** begin Dataset excerpts **
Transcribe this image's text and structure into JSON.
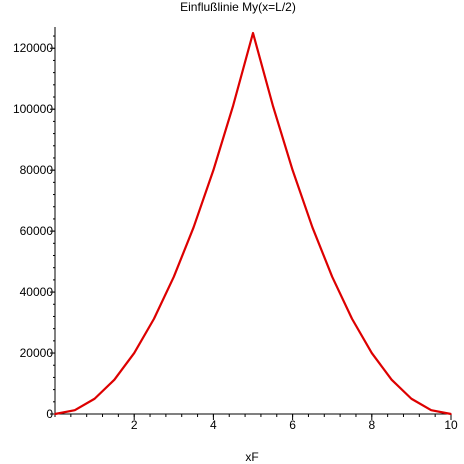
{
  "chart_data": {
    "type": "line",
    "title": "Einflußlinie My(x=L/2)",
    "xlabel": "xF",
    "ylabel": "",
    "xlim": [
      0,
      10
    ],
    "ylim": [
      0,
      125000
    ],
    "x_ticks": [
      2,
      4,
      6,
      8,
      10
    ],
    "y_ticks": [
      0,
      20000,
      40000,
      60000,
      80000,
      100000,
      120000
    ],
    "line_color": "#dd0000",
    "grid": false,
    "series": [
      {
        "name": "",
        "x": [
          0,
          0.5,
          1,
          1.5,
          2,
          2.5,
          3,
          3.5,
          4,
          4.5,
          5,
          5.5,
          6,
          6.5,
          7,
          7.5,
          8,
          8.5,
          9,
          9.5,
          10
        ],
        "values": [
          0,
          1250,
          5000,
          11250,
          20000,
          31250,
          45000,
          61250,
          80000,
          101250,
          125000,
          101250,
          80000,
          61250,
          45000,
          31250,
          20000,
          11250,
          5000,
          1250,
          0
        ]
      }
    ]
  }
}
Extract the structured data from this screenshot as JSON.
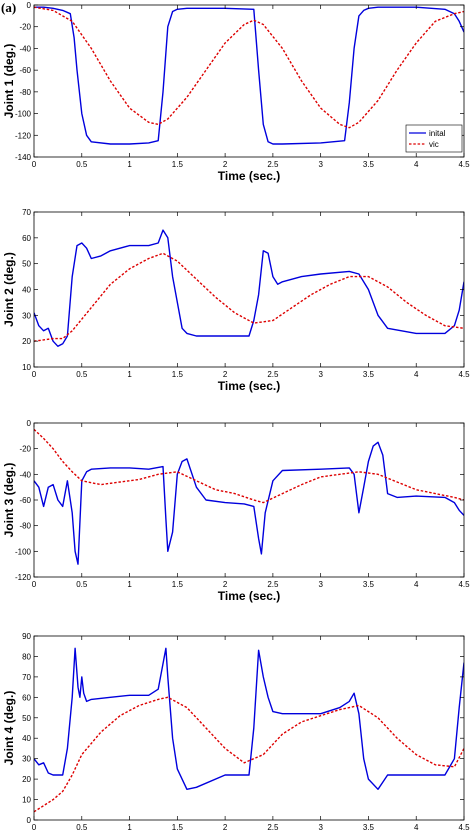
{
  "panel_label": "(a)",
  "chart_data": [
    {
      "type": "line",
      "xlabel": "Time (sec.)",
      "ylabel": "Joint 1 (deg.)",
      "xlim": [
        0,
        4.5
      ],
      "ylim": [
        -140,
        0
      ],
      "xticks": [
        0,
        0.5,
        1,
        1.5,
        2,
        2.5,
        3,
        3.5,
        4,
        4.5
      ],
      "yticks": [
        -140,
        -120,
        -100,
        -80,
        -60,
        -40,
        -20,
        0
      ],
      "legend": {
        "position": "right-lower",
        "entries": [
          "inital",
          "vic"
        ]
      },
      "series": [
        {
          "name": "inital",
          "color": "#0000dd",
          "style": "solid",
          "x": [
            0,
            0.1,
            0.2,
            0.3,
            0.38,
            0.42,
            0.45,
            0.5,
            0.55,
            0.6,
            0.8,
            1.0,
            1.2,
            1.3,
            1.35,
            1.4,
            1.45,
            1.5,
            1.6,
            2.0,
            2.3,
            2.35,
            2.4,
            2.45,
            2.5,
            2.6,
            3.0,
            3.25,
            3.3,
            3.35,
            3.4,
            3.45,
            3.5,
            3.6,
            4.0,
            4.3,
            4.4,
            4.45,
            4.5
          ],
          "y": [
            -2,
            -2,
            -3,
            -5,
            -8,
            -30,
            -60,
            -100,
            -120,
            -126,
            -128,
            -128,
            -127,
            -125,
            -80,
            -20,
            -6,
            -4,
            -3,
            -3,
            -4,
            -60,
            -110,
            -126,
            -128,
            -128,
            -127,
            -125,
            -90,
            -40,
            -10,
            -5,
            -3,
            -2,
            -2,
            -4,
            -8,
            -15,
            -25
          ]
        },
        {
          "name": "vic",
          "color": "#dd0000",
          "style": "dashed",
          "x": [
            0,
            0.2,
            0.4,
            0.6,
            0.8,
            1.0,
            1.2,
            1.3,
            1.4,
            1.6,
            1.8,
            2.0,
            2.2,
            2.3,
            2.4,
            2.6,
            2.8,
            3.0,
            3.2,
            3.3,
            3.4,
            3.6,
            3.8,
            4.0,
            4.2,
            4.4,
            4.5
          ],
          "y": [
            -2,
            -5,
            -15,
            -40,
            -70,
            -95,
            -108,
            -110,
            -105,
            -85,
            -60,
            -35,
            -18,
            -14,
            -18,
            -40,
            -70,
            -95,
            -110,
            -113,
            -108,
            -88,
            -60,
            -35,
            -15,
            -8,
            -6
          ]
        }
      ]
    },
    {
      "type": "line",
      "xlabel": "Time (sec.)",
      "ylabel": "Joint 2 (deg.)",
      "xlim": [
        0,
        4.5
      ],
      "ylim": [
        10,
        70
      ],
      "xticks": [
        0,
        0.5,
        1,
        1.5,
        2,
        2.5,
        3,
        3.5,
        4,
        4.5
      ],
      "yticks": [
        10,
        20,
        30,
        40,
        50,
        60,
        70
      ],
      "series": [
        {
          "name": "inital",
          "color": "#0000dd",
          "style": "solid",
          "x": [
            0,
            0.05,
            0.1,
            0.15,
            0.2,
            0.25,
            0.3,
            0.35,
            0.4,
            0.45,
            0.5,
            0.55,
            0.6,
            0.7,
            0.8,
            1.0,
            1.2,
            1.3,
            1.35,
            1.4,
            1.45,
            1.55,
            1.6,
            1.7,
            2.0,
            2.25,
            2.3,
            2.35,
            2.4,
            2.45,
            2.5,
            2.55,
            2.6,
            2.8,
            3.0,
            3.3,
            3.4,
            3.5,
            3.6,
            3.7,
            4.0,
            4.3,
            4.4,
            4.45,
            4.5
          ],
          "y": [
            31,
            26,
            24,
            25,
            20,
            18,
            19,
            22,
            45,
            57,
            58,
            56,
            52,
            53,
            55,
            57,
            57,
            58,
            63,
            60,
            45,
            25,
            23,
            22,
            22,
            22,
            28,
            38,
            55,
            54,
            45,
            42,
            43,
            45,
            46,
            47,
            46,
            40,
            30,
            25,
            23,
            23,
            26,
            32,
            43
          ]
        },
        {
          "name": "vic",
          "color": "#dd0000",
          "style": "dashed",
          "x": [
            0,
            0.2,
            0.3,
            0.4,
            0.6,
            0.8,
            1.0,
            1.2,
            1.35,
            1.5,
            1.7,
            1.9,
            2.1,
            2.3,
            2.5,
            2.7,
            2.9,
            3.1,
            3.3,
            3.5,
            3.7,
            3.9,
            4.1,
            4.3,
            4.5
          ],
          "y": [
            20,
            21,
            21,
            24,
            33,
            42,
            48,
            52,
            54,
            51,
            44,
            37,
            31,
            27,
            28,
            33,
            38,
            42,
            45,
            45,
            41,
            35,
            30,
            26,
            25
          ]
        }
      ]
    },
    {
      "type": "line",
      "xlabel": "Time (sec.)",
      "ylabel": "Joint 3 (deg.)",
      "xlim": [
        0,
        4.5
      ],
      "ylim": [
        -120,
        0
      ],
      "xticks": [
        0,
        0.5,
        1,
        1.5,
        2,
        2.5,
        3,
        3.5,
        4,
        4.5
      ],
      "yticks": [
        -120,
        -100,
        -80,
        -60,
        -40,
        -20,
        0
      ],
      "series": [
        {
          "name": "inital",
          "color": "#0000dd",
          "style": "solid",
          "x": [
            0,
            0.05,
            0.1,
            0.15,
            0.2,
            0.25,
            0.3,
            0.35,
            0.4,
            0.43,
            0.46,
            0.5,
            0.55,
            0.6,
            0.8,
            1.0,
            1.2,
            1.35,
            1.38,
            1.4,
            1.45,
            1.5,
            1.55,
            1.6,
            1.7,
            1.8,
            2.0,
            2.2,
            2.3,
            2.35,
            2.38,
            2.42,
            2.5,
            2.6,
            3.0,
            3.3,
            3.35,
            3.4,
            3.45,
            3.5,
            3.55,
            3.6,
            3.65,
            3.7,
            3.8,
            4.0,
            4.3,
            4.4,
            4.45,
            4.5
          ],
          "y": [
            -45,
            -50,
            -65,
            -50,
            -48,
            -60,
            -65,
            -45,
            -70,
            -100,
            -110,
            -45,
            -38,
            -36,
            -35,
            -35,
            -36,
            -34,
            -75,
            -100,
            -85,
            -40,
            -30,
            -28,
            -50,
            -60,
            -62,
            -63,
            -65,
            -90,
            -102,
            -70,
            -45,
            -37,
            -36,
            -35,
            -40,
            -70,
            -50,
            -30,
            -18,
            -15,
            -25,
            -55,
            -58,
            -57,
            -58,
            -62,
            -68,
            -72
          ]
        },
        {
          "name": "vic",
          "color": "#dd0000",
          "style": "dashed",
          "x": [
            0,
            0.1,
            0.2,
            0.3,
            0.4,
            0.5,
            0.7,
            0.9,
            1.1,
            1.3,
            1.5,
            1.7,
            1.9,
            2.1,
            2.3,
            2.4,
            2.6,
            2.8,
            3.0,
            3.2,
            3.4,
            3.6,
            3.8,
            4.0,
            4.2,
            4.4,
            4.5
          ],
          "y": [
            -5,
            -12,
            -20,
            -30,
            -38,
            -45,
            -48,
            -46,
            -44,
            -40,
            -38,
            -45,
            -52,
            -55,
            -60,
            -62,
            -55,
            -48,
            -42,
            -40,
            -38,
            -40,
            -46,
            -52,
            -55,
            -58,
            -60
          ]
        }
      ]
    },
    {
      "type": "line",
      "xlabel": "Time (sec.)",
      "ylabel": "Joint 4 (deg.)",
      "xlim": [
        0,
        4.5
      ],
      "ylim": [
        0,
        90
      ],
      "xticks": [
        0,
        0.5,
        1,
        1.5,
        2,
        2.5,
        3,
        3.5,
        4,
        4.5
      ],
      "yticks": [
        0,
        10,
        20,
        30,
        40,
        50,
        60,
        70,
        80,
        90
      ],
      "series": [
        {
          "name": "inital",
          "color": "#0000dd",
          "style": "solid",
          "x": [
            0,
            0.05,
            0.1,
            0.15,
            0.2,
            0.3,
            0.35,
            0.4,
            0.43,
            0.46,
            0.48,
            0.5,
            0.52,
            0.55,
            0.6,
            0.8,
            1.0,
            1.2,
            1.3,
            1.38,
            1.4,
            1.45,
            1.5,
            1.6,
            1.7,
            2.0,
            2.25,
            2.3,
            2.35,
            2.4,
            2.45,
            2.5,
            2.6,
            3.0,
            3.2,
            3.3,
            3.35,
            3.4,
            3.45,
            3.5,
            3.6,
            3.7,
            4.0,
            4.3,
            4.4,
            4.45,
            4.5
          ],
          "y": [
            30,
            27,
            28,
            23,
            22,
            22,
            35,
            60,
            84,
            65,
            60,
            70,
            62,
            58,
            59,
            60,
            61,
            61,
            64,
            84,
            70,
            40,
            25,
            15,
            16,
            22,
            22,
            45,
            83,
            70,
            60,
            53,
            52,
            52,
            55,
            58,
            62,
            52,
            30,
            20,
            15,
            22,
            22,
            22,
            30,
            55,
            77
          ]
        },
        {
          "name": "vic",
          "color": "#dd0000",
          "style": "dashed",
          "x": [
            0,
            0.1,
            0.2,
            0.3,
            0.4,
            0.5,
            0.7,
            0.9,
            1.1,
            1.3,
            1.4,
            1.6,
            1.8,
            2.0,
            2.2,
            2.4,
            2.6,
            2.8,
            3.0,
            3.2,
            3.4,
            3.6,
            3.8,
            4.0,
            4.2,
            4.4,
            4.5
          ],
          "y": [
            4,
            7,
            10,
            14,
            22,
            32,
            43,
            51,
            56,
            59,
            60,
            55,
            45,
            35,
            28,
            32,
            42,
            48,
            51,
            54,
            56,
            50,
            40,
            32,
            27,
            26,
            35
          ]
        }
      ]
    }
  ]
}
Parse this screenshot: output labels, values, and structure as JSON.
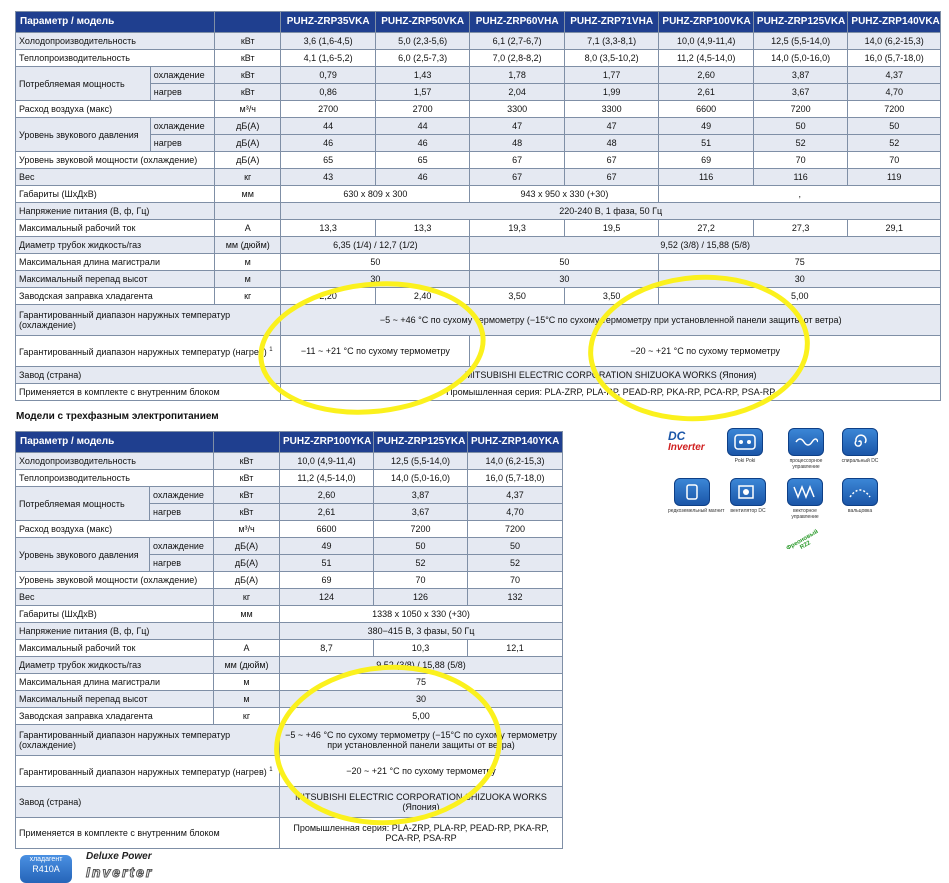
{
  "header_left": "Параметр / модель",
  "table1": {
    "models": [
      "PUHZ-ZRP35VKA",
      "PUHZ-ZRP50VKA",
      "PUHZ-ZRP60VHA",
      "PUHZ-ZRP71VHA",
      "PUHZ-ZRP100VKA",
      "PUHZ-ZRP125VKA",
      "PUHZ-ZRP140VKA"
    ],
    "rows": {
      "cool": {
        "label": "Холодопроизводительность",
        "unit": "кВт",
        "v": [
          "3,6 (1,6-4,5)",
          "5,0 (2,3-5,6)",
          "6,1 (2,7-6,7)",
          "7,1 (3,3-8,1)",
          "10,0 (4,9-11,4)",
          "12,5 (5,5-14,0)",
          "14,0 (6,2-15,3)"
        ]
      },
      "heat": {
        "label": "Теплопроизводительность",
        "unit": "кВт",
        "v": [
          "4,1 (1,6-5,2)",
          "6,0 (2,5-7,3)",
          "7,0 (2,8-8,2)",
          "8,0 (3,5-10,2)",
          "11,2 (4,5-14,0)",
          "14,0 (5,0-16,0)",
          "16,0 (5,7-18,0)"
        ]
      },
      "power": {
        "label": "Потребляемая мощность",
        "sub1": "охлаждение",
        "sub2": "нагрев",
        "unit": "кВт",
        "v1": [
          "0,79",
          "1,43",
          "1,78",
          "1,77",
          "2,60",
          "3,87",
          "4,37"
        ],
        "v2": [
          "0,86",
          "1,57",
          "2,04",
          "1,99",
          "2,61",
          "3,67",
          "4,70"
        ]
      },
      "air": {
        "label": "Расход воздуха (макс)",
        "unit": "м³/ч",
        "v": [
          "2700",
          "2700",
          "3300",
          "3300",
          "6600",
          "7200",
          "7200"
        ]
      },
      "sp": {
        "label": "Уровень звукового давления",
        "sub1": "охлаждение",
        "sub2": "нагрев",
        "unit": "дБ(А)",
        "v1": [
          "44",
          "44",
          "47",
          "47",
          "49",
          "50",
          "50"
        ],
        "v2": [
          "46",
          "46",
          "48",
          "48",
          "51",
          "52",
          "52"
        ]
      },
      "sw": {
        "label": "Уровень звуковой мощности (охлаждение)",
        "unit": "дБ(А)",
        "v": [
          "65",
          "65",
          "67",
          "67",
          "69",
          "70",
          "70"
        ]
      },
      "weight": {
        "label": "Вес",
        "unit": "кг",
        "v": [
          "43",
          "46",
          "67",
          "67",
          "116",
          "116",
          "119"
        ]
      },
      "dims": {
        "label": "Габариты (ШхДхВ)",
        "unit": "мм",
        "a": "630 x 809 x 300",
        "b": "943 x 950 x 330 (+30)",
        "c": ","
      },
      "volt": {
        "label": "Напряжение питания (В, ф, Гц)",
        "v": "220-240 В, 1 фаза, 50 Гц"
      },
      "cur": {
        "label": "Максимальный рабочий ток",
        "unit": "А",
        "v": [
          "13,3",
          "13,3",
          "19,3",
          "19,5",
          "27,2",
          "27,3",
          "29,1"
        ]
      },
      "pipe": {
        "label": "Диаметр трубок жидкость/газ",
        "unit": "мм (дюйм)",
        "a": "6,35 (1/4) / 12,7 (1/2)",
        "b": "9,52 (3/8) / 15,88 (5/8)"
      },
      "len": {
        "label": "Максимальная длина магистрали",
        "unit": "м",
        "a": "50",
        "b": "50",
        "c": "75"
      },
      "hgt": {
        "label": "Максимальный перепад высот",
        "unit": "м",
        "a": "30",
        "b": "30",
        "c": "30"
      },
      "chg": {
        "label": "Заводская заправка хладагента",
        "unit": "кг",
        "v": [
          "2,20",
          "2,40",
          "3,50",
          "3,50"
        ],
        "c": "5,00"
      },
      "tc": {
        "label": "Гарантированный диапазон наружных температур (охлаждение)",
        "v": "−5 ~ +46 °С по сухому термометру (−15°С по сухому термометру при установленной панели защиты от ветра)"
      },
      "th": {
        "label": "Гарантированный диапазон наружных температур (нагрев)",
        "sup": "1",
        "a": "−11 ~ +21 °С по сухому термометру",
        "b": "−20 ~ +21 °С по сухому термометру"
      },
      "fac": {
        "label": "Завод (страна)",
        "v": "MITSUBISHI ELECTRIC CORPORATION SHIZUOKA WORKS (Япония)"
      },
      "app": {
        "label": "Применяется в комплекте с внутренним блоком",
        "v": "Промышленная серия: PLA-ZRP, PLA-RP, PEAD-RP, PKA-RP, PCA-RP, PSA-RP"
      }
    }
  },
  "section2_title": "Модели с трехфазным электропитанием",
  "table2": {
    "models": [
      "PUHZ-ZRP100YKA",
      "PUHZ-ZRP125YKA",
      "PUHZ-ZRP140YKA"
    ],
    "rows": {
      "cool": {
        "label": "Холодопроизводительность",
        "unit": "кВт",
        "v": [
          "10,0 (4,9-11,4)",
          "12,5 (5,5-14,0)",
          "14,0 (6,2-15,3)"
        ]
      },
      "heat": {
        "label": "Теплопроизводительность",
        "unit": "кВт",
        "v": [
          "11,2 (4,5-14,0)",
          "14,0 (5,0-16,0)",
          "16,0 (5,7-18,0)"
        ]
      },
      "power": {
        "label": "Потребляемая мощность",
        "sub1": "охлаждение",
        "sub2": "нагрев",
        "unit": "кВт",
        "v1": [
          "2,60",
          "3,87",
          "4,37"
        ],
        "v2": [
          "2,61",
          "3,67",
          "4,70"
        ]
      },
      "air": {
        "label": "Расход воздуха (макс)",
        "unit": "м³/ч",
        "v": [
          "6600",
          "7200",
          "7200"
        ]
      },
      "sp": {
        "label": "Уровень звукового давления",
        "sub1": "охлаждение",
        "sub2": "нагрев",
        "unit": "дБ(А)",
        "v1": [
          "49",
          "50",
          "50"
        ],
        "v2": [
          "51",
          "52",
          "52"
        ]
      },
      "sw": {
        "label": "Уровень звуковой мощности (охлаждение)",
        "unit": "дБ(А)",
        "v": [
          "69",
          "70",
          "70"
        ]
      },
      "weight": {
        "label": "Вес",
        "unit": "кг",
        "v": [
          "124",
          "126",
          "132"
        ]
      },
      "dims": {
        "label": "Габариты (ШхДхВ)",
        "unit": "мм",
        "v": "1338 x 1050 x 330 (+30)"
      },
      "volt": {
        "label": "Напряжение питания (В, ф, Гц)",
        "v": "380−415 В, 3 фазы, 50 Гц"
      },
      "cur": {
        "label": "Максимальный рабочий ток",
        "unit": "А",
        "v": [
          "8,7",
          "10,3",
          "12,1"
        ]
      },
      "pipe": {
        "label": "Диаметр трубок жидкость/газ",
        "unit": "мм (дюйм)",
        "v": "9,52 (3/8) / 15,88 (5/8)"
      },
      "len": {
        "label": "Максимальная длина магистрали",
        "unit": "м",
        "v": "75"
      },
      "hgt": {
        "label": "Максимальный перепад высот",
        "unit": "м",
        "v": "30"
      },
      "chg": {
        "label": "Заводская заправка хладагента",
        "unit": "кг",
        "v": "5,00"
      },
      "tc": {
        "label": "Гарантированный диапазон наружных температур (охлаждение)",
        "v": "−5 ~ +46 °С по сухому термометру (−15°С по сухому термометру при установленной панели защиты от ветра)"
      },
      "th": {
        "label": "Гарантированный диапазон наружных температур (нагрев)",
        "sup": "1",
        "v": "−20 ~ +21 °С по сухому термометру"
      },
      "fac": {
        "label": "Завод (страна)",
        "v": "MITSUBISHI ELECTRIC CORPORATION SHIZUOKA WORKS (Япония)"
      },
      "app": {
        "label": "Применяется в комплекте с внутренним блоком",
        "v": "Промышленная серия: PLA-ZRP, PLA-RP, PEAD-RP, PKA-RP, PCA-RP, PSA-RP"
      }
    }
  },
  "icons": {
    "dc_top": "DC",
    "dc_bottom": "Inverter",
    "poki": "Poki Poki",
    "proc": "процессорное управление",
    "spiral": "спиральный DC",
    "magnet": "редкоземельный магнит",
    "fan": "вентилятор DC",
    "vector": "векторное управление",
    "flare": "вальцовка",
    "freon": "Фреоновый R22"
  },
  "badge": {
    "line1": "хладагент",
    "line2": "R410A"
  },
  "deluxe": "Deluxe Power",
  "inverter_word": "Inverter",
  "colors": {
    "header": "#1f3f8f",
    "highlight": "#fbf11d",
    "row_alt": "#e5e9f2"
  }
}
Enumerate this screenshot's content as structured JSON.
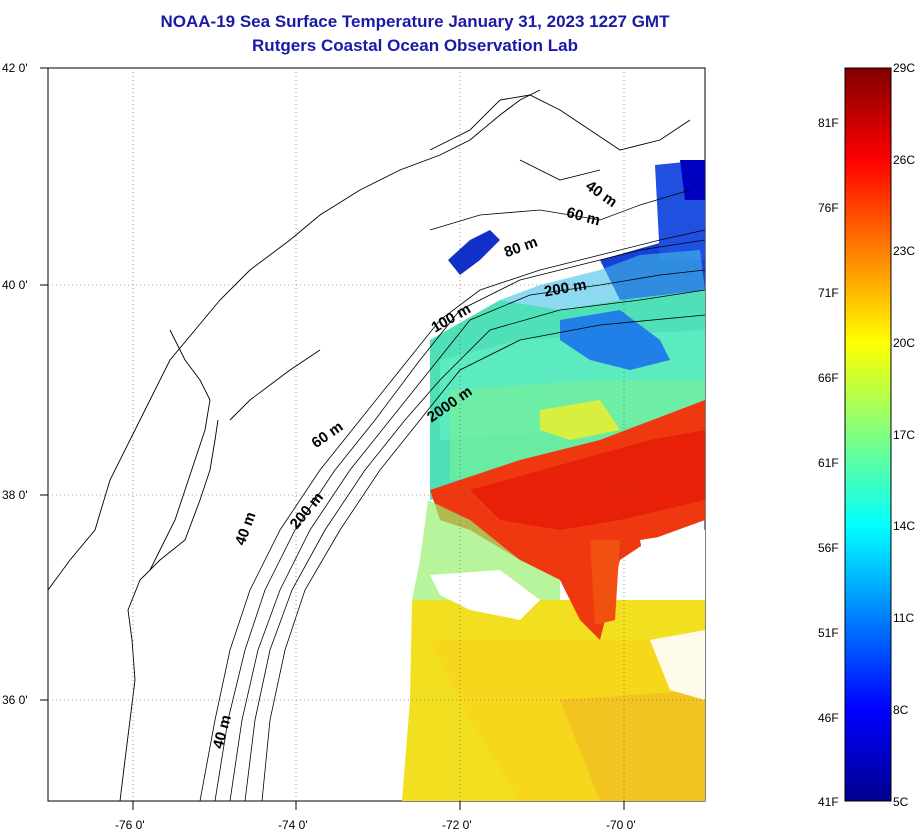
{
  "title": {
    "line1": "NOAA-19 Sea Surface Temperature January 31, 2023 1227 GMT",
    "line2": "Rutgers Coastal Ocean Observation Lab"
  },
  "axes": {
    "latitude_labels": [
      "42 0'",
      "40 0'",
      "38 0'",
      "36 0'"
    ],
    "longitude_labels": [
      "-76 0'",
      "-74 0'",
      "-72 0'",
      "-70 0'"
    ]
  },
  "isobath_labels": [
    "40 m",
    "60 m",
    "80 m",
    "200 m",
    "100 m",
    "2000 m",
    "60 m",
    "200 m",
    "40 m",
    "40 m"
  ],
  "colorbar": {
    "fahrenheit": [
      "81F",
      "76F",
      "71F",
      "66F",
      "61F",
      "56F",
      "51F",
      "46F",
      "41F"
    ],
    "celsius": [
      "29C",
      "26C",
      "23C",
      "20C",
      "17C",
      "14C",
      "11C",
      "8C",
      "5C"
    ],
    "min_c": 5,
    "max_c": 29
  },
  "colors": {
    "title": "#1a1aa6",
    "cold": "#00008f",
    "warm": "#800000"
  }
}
** end Dataset excerpts **
Check each line of the records for the word "сухому", and show the lines that contain it.

* _Result of this exercise_
        "v": "−5 ~ +46 °С по сухому термометру (−15°С по сухому термометру при установленной панели защиты от ветра)"
        "a": "−11 ~ +21 °С по сухому термометру",
        "b": "−20 ~ +21 °С по сухому термометру"
        "v": "−5 ~ +46 °С по сухому термометру (−15°С по сухому термометру при установленной панели защиты от ветра)"
        "v": "−20 ~ +21 °С по сухому термометру"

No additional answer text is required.